--- Dataset entries ---
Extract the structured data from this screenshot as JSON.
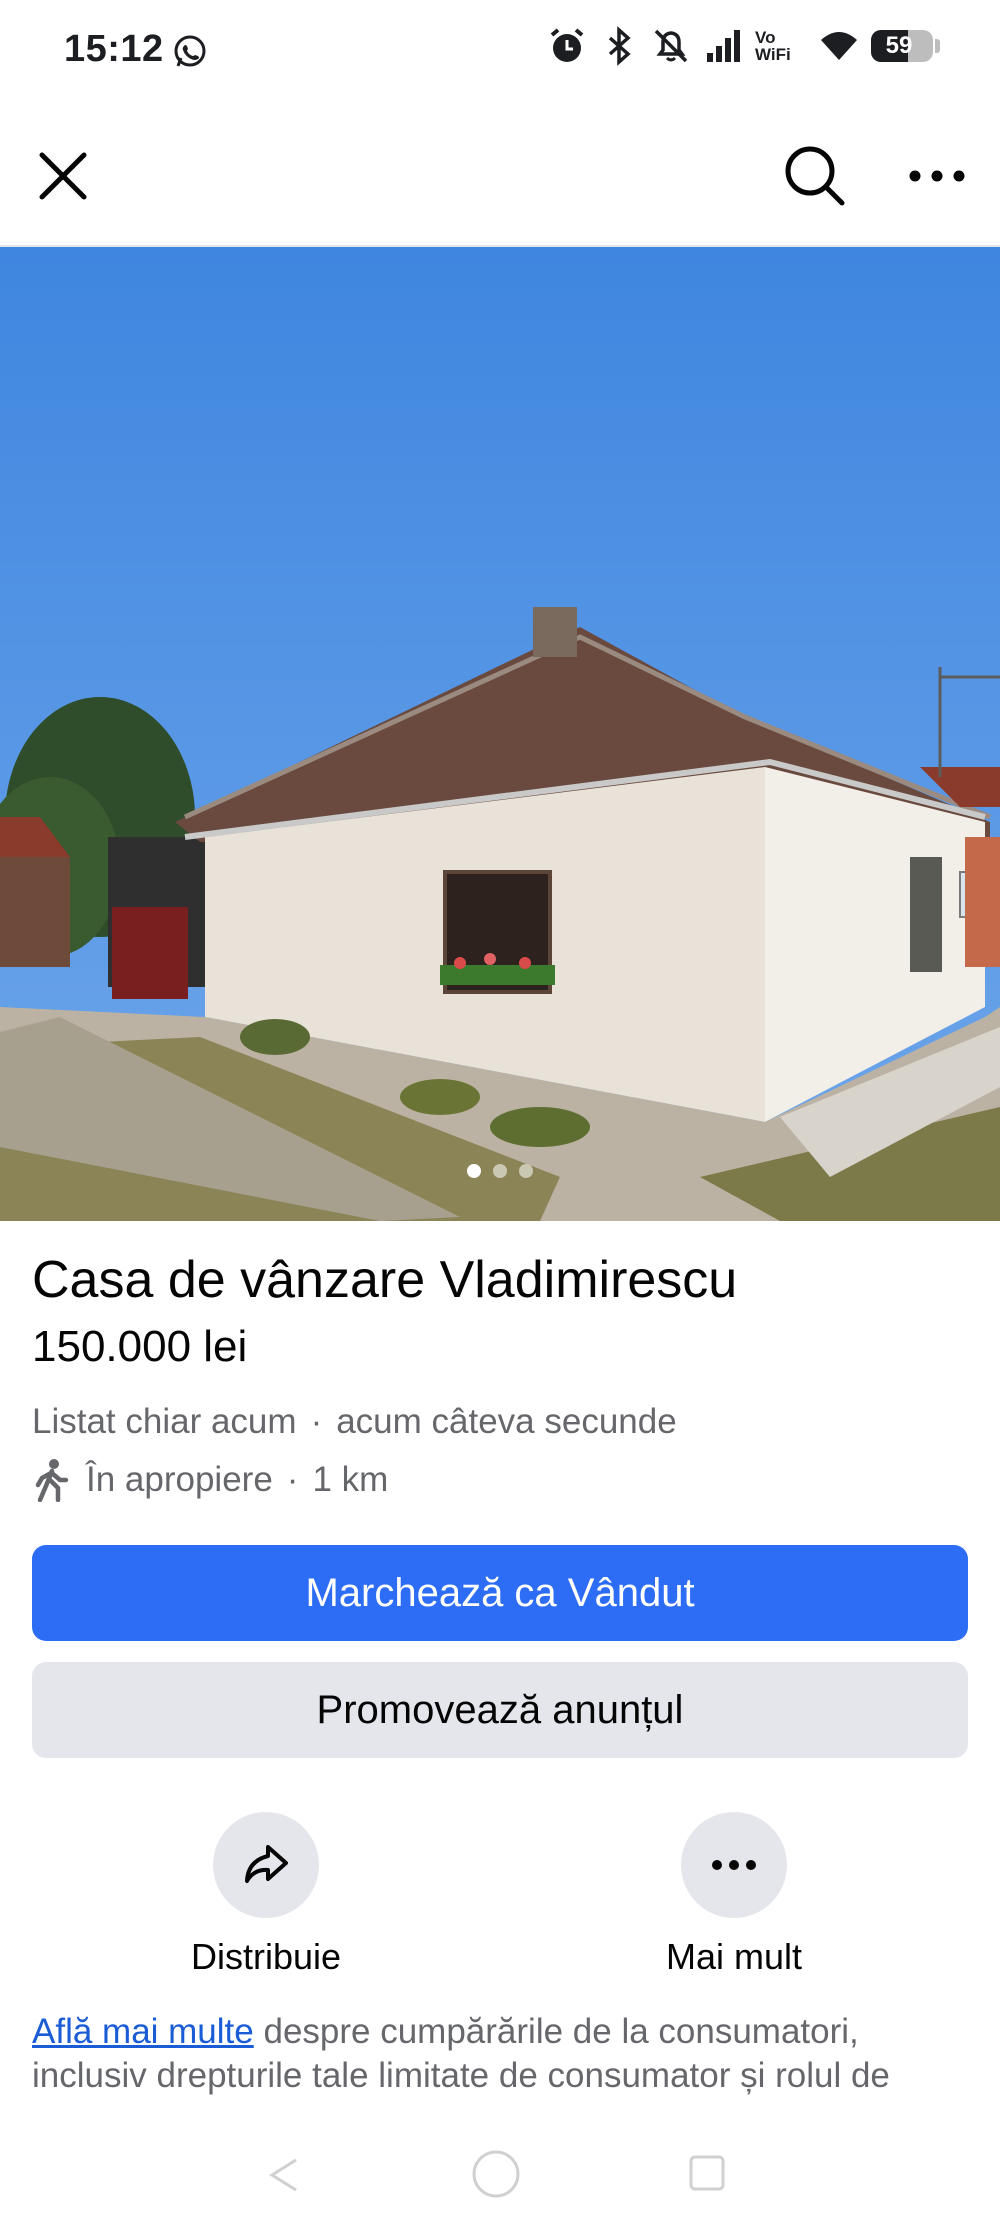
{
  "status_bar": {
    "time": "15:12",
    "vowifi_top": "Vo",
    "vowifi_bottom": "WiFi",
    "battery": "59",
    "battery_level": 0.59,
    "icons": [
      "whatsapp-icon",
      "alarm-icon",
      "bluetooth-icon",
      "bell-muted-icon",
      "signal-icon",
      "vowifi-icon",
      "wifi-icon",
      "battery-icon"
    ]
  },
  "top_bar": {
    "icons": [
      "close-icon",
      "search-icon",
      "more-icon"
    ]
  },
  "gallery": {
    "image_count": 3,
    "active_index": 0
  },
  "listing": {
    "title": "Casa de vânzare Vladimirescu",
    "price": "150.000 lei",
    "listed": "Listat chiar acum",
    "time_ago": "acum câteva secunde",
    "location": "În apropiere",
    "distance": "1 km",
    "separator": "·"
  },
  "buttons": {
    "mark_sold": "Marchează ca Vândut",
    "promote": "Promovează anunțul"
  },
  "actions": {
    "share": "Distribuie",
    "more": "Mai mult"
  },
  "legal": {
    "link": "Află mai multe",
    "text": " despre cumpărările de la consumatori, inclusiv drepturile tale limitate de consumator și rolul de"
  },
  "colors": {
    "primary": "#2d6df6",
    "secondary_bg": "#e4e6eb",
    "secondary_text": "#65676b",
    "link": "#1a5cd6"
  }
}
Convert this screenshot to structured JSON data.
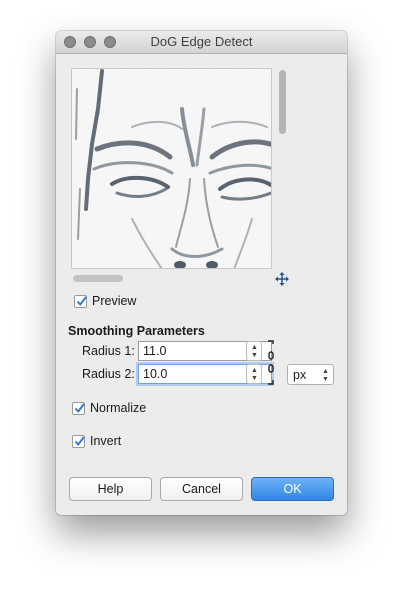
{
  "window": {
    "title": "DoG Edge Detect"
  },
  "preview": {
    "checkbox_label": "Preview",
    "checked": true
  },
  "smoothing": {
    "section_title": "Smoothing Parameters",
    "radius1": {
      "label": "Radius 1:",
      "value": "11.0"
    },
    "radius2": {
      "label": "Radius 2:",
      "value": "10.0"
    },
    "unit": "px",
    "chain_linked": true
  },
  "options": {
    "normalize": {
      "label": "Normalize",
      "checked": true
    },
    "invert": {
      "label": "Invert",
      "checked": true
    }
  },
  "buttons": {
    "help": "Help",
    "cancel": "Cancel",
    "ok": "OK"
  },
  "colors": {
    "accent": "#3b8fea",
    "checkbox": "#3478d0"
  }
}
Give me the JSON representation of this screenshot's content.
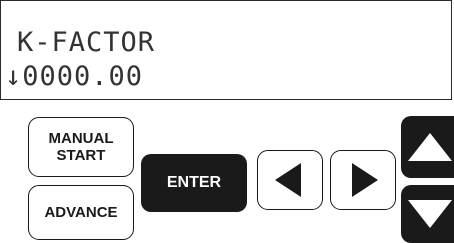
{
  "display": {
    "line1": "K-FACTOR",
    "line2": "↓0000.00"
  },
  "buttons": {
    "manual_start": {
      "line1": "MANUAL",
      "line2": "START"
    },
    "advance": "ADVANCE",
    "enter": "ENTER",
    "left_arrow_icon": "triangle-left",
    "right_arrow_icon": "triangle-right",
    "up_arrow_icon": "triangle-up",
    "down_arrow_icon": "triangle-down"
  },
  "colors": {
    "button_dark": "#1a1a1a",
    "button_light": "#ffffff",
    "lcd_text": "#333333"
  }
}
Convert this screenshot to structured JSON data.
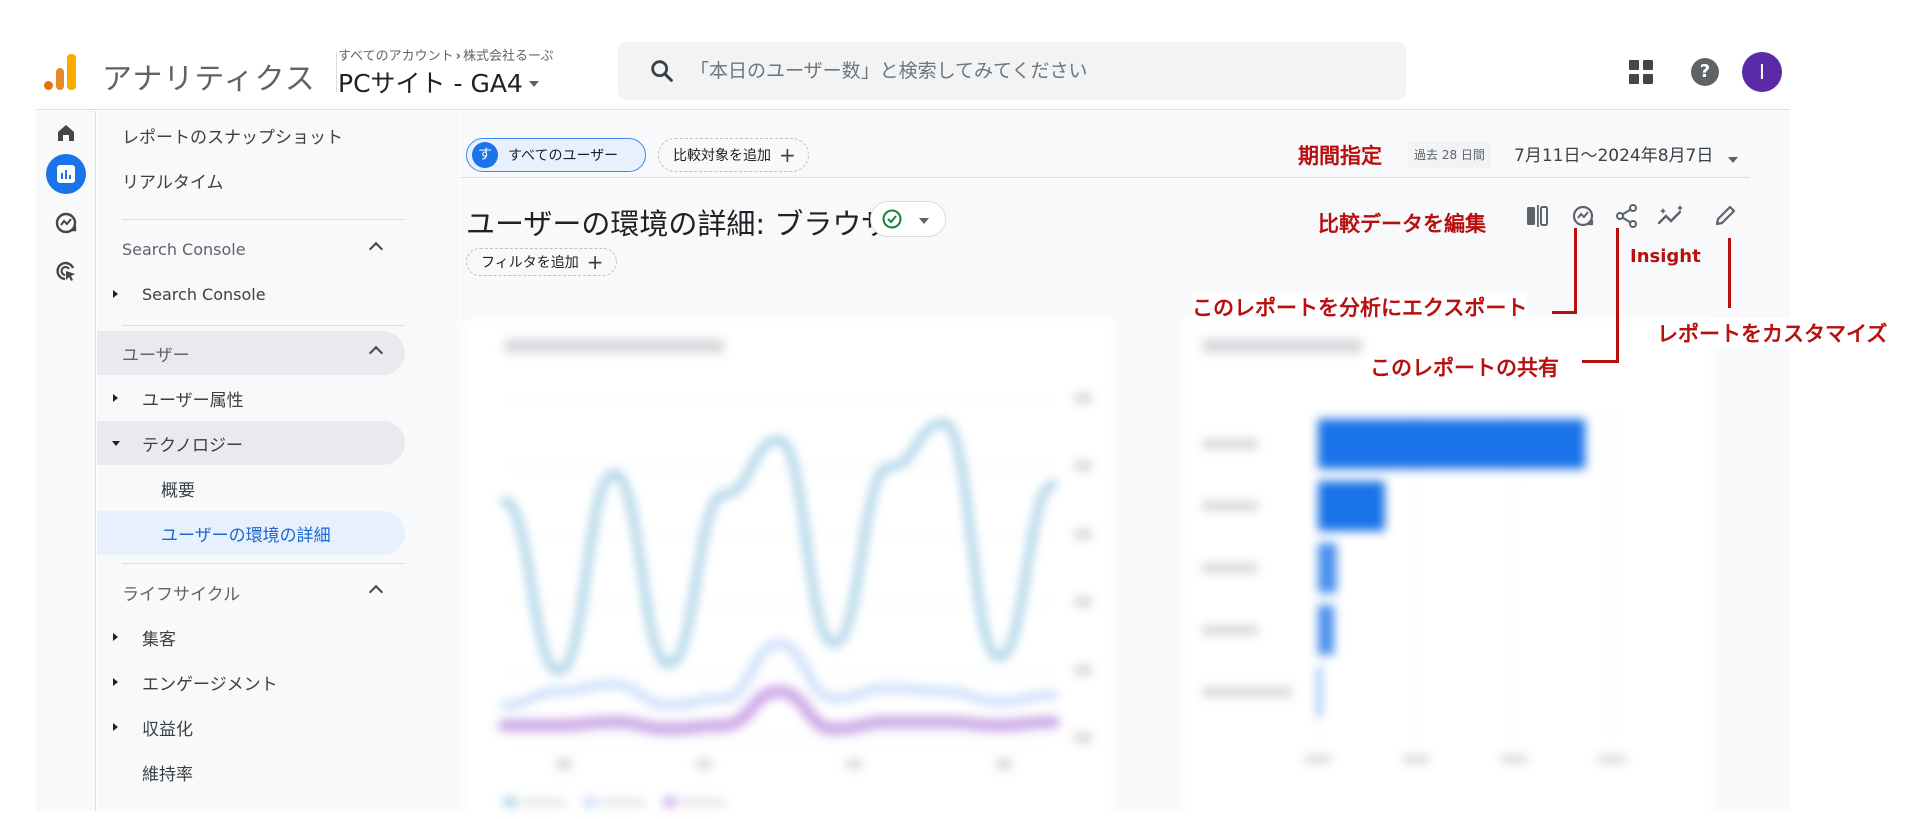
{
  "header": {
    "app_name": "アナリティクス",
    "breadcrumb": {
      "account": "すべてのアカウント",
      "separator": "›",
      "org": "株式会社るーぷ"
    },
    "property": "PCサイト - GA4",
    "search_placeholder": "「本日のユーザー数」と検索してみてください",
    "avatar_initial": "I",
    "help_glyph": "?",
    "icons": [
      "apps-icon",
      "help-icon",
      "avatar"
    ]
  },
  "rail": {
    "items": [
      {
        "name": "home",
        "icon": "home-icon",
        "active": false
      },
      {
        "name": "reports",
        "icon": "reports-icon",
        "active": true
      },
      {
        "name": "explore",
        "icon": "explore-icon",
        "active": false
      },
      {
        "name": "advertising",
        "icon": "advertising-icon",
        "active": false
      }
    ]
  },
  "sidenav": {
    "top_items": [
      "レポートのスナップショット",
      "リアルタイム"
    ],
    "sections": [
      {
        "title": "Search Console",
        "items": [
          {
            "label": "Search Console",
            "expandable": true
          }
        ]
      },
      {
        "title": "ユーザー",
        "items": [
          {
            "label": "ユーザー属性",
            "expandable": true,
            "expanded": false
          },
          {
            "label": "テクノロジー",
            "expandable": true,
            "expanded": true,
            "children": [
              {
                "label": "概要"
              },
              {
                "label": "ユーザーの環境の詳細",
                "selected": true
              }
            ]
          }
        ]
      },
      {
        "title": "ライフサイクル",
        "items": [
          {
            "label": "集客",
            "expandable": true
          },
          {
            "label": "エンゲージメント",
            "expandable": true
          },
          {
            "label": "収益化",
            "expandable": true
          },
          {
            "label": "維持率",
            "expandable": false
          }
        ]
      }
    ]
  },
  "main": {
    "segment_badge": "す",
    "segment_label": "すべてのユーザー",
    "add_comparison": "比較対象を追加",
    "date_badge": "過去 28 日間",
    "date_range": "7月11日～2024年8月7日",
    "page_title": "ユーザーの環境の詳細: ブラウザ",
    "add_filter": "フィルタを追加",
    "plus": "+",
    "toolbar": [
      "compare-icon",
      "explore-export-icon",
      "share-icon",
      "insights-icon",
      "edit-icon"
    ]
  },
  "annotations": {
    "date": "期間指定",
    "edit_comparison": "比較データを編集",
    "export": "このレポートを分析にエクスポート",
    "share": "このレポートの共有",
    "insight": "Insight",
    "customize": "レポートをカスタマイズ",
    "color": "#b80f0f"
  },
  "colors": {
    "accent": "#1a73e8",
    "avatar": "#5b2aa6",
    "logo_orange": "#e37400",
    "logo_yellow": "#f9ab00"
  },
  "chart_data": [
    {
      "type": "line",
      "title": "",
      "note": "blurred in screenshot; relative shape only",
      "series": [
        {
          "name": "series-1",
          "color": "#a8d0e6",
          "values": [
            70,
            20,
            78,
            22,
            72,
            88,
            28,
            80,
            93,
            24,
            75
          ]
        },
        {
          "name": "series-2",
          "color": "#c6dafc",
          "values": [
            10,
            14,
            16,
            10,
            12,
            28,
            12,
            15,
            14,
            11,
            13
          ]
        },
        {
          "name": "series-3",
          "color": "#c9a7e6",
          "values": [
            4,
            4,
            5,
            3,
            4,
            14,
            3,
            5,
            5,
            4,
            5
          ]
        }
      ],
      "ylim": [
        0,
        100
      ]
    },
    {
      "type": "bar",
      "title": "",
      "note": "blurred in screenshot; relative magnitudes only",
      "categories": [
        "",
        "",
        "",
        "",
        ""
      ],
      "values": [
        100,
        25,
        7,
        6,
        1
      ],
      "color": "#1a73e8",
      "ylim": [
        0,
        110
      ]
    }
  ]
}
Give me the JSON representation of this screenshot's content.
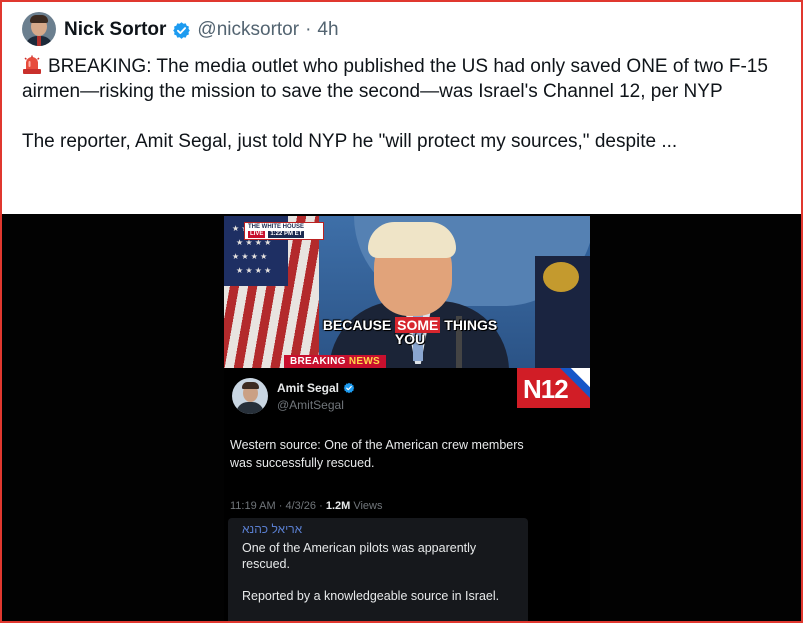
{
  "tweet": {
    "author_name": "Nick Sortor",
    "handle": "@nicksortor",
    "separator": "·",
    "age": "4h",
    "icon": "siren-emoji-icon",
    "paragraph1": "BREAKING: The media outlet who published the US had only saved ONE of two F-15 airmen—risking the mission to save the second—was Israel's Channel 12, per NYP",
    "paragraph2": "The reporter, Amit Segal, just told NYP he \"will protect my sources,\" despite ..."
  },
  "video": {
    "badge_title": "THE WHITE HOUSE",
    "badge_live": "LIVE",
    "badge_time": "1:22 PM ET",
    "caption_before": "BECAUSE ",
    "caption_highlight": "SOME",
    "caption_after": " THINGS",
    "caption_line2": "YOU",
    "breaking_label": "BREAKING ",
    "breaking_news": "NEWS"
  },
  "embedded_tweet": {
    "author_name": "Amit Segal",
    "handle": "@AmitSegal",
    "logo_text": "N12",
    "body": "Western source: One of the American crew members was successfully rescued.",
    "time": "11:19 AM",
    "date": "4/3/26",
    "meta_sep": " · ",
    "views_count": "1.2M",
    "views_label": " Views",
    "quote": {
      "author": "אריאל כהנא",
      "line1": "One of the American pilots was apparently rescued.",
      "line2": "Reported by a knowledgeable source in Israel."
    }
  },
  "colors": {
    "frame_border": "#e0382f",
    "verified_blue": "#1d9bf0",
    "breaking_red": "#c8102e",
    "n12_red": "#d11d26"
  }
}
---
### The problem:
Return each line exactly as written. Any picture gets left out.

### Result of this task:
Extract the structured data from this screenshot as JSON.
{
  "status_bar": {
    "time": "15:12",
    "vowifi_top": "Vo",
    "vowifi_bottom": "WiFi",
    "battery": "59",
    "battery_level": 0.59,
    "icons": [
      "whatsapp-icon",
      "alarm-icon",
      "bluetooth-icon",
      "bell-muted-icon",
      "signal-icon",
      "vowifi-icon",
      "wifi-icon",
      "battery-icon"
    ]
  },
  "top_bar": {
    "icons": [
      "close-icon",
      "search-icon",
      "more-icon"
    ]
  },
  "gallery": {
    "image_count": 3,
    "active_index": 0
  },
  "listing": {
    "title": "Casa de vânzare Vladimirescu",
    "price": "150.000 lei",
    "listed": "Listat chiar acum",
    "time_ago": "acum câteva secunde",
    "location": "În apropiere",
    "distance": "1 km",
    "separator": "·"
  },
  "buttons": {
    "mark_sold": "Marchează ca Vândut",
    "promote": "Promovează anunțul"
  },
  "actions": {
    "share": "Distribuie",
    "more": "Mai mult"
  },
  "legal": {
    "link": "Află mai multe",
    "text": " despre cumpărările de la consumatori, inclusiv drepturile tale limitate de consumator și rolul de"
  },
  "colors": {
    "primary": "#2d6df6",
    "secondary_bg": "#e4e6eb",
    "secondary_text": "#65676b",
    "link": "#1a5cd6"
  }
}
Convert this screenshot to structured JSON data.
{
  "window": {
    "title": "DoG Edge Detect"
  },
  "preview": {
    "checkbox_label": "Preview",
    "checked": true
  },
  "smoothing": {
    "section_title": "Smoothing Parameters",
    "radius1": {
      "label": "Radius 1:",
      "value": "11.0"
    },
    "radius2": {
      "label": "Radius 2:",
      "value": "10.0"
    },
    "unit": "px",
    "chain_linked": true
  },
  "options": {
    "normalize": {
      "label": "Normalize",
      "checked": true
    },
    "invert": {
      "label": "Invert",
      "checked": true
    }
  },
  "buttons": {
    "help": "Help",
    "cancel": "Cancel",
    "ok": "OK"
  },
  "colors": {
    "accent": "#3b8fea",
    "checkbox": "#3478d0"
  }
}
Give me the JSON representation of this screenshot's content.
{
  "display": {
    "line1": "K-FACTOR",
    "line2": "↓0000.00"
  },
  "buttons": {
    "manual_start": {
      "line1": "MANUAL",
      "line2": "START"
    },
    "advance": "ADVANCE",
    "enter": "ENTER",
    "left_arrow_icon": "triangle-left",
    "right_arrow_icon": "triangle-right",
    "up_arrow_icon": "triangle-up",
    "down_arrow_icon": "triangle-down"
  },
  "colors": {
    "button_dark": "#1a1a1a",
    "button_light": "#ffffff",
    "lcd_text": "#333333"
  }
}
Convert this screenshot to structured JSON data.
{
  "header": {
    "app_name": "アナリティクス",
    "breadcrumb": {
      "account": "すべてのアカウント",
      "separator": "›",
      "org": "株式会社るーぷ"
    },
    "property": "PCサイト - GA4",
    "search_placeholder": "「本日のユーザー数」と検索してみてください",
    "avatar_initial": "I",
    "help_glyph": "?",
    "icons": [
      "apps-icon",
      "help-icon",
      "avatar"
    ]
  },
  "rail": {
    "items": [
      {
        "name": "home",
        "icon": "home-icon",
        "active": false
      },
      {
        "name": "reports",
        "icon": "reports-icon",
        "active": true
      },
      {
        "name": "explore",
        "icon": "explore-icon",
        "active": false
      },
      {
        "name": "advertising",
        "icon": "advertising-icon",
        "active": false
      }
    ]
  },
  "sidenav": {
    "top_items": [
      "レポートのスナップショット",
      "リアルタイム"
    ],
    "sections": [
      {
        "title": "Search Console",
        "items": [
          {
            "label": "Search Console",
            "expandable": true
          }
        ]
      },
      {
        "title": "ユーザー",
        "items": [
          {
            "label": "ユーザー属性",
            "expandable": true,
            "expanded": false
          },
          {
            "label": "テクノロジー",
            "expandable": true,
            "expanded": true,
            "children": [
              {
                "label": "概要"
              },
              {
                "label": "ユーザーの環境の詳細",
                "selected": true
              }
            ]
          }
        ]
      },
      {
        "title": "ライフサイクル",
        "items": [
          {
            "label": "集客",
            "expandable": true
          },
          {
            "label": "エンゲージメント",
            "expandable": true
          },
          {
            "label": "収益化",
            "expandable": true
          },
          {
            "label": "維持率",
            "expandable": false
          }
        ]
      }
    ]
  },
  "main": {
    "segment_badge": "す",
    "segment_label": "すべてのユーザー",
    "add_comparison": "比較対象を追加",
    "date_badge": "過去 28 日間",
    "date_range": "7月11日～2024年8月7日",
    "page_title": "ユーザーの環境の詳細: ブラウザ",
    "add_filter": "フィルタを追加",
    "plus": "+",
    "toolbar": [
      "compare-icon",
      "explore-export-icon",
      "share-icon",
      "insights-icon",
      "edit-icon"
    ]
  },
  "annotations": {
    "date": "期間指定",
    "edit_comparison": "比較データを編集",
    "export": "このレポートを分析にエクスポート",
    "share": "このレポートの共有",
    "insight": "Insight",
    "customize": "レポートをカスタマイズ",
    "color": "#b80f0f"
  },
  "colors": {
    "accent": "#1a73e8",
    "avatar": "#5b2aa6",
    "logo_orange": "#e37400",
    "logo_yellow": "#f9ab00"
  },
  "chart_data": [
    {
      "type": "line",
      "title": "",
      "note": "blurred in screenshot; relative shape only",
      "series": [
        {
          "name": "series-1",
          "color": "#a8d0e6",
          "values": [
            70,
            20,
            78,
            22,
            72,
            88,
            28,
            80,
            93,
            24,
            75
          ]
        },
        {
          "name": "series-2",
          "color": "#c6dafc",
          "values": [
            10,
            14,
            16,
            10,
            12,
            28,
            12,
            15,
            14,
            11,
            13
          ]
        },
        {
          "name": "series-3",
          "color": "#c9a7e6",
          "values": [
            4,
            4,
            5,
            3,
            4,
            14,
            3,
            5,
            5,
            4,
            5
          ]
        }
      ],
      "ylim": [
        0,
        100
      ]
    },
    {
      "type": "bar",
      "title": "",
      "note": "blurred in screenshot; relative magnitudes only",
      "categories": [
        "",
        "",
        "",
        "",
        ""
      ],
      "values": [
        100,
        25,
        7,
        6,
        1
      ],
      "color": "#1a73e8",
      "ylim": [
        0,
        110
      ]
    }
  ]
}
Give me the JSON representation of this screenshot's content.
{
  "tweet": {
    "author_name": "Nick Sortor",
    "handle": "@nicksortor",
    "separator": "·",
    "age": "4h",
    "icon": "siren-emoji-icon",
    "paragraph1": "BREAKING: The media outlet who published the US had only saved ONE of two F-15 airmen—risking the mission to save the second—was Israel's Channel 12, per NYP",
    "paragraph2": "The reporter, Amit Segal, just told NYP he \"will protect my sources,\" despite ..."
  },
  "video": {
    "badge_title": "THE WHITE HOUSE",
    "badge_live": "LIVE",
    "badge_time": "1:22 PM ET",
    "caption_before": "BECAUSE ",
    "caption_highlight": "SOME",
    "caption_after": " THINGS",
    "caption_line2": "YOU",
    "breaking_label": "BREAKING ",
    "breaking_news": "NEWS"
  },
  "embedded_tweet": {
    "author_name": "Amit Segal",
    "handle": "@AmitSegal",
    "logo_text": "N12",
    "body": "Western source: One of the American crew members was successfully rescued.",
    "time": "11:19 AM",
    "date": "4/3/26",
    "meta_sep": " · ",
    "views_count": "1.2M",
    "views_label": " Views",
    "quote": {
      "author": "אריאל כהנא",
      "line1": "One of the American pilots was apparently rescued.",
      "line2": "Reported by a knowledgeable source in Israel."
    }
  },
  "colors": {
    "frame_border": "#e0382f",
    "verified_blue": "#1d9bf0",
    "breaking_red": "#c8102e",
    "n12_red": "#d11d26"
  }
}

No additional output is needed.